Every record below should be transcribed exactly. Omit the images.

※

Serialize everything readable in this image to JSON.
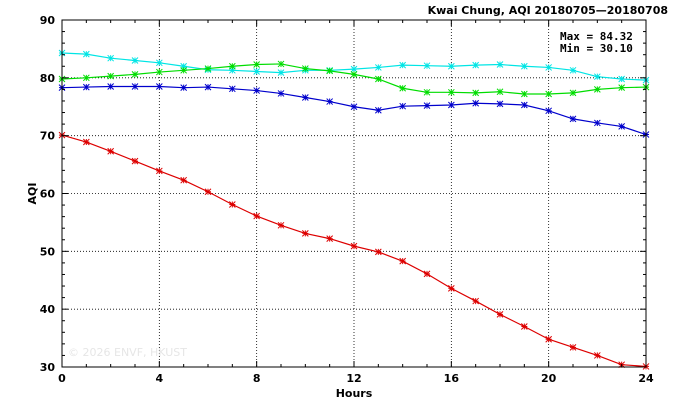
{
  "chart_data": {
    "type": "line",
    "title": "Kwai Chung, AQI 20180705—20180708",
    "stats": {
      "max": "Max = 84.32",
      "min": "Min = 30.10"
    },
    "xlabel": "Hours",
    "ylabel": "AQI",
    "xlim": [
      0,
      24
    ],
    "ylim": [
      30,
      90
    ],
    "xticks": [
      0,
      4,
      8,
      12,
      16,
      20,
      24
    ],
    "yticks": [
      30,
      40,
      50,
      60,
      70,
      80,
      90
    ],
    "grid": true,
    "watermark": "© 2026  ENVF, HKUST",
    "x": [
      0,
      1,
      2,
      3,
      4,
      5,
      6,
      7,
      8,
      9,
      10,
      11,
      12,
      13,
      14,
      15,
      16,
      17,
      18,
      19,
      20,
      21,
      22,
      23,
      24
    ],
    "series": [
      {
        "color": "#00e5e5",
        "values": [
          84.3,
          84.1,
          83.4,
          83.0,
          82.6,
          82.0,
          81.4,
          81.3,
          81.1,
          80.9,
          81.3,
          81.3,
          81.5,
          81.8,
          82.2,
          82.1,
          82.0,
          82.2,
          82.3,
          82.0,
          81.8,
          81.3,
          80.2,
          79.8,
          79.6
        ]
      },
      {
        "color": "#00dd00",
        "values": [
          79.8,
          80.0,
          80.3,
          80.6,
          81.0,
          81.3,
          81.6,
          82.0,
          82.3,
          82.4,
          81.6,
          81.2,
          80.6,
          79.8,
          78.2,
          77.5,
          77.5,
          77.4,
          77.6,
          77.2,
          77.2,
          77.4,
          78.0,
          78.3,
          78.4
        ]
      },
      {
        "color": "#0000cc",
        "values": [
          78.3,
          78.4,
          78.5,
          78.5,
          78.5,
          78.3,
          78.4,
          78.1,
          77.8,
          77.3,
          76.6,
          75.9,
          75.0,
          74.4,
          75.1,
          75.2,
          75.3,
          75.6,
          75.5,
          75.3,
          74.3,
          72.9,
          72.2,
          71.6,
          70.2
        ]
      },
      {
        "color": "#dd0000",
        "values": [
          70.1,
          68.9,
          67.3,
          65.6,
          63.9,
          62.3,
          60.3,
          58.1,
          56.1,
          54.5,
          53.1,
          52.2,
          50.9,
          49.9,
          48.3,
          46.1,
          43.6,
          41.4,
          39.1,
          37.0,
          34.8,
          33.4,
          32.0,
          30.4,
          30.1
        ]
      }
    ]
  }
}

※

Output of the task =
Serialize everything readable in this image to JSON.
{
  "chart_data": {
    "type": "line",
    "title": "Kwai Chung, AQI 20180705—20180708",
    "stats": {
      "max": "Max = 84.32",
      "min": "Min = 30.10"
    },
    "xlabel": "Hours",
    "ylabel": "AQI",
    "xlim": [
      0,
      24
    ],
    "ylim": [
      30,
      90
    ],
    "xticks": [
      0,
      4,
      8,
      12,
      16,
      20,
      24
    ],
    "yticks": [
      30,
      40,
      50,
      60,
      70,
      80,
      90
    ],
    "grid": true,
    "watermark": "© 2026  ENVF, HKUST",
    "x": [
      0,
      1,
      2,
      3,
      4,
      5,
      6,
      7,
      8,
      9,
      10,
      11,
      12,
      13,
      14,
      15,
      16,
      17,
      18,
      19,
      20,
      21,
      22,
      23,
      24
    ],
    "series": [
      {
        "color": "#00e5e5",
        "values": [
          84.3,
          84.1,
          83.4,
          83.0,
          82.6,
          82.0,
          81.4,
          81.3,
          81.1,
          80.9,
          81.3,
          81.3,
          81.5,
          81.8,
          82.2,
          82.1,
          82.0,
          82.2,
          82.3,
          82.0,
          81.8,
          81.3,
          80.2,
          79.8,
          79.6
        ]
      },
      {
        "color": "#00dd00",
        "values": [
          79.8,
          80.0,
          80.3,
          80.6,
          81.0,
          81.3,
          81.6,
          82.0,
          82.3,
          82.4,
          81.6,
          81.2,
          80.6,
          79.8,
          78.2,
          77.5,
          77.5,
          77.4,
          77.6,
          77.2,
          77.2,
          77.4,
          78.0,
          78.3,
          78.4
        ]
      },
      {
        "color": "#0000cc",
        "values": [
          78.3,
          78.4,
          78.5,
          78.5,
          78.5,
          78.3,
          78.4,
          78.1,
          77.8,
          77.3,
          76.6,
          75.9,
          75.0,
          74.4,
          75.1,
          75.2,
          75.3,
          75.6,
          75.5,
          75.3,
          74.3,
          72.9,
          72.2,
          71.6,
          70.2
        ]
      },
      {
        "color": "#dd0000",
        "values": [
          70.1,
          68.9,
          67.3,
          65.6,
          63.9,
          62.3,
          60.3,
          58.1,
          56.1,
          54.5,
          53.1,
          52.2,
          50.9,
          49.9,
          48.3,
          46.1,
          43.6,
          41.4,
          39.1,
          37.0,
          34.8,
          33.4,
          32.0,
          30.4,
          30.1
        ]
      }
    ]
  }
}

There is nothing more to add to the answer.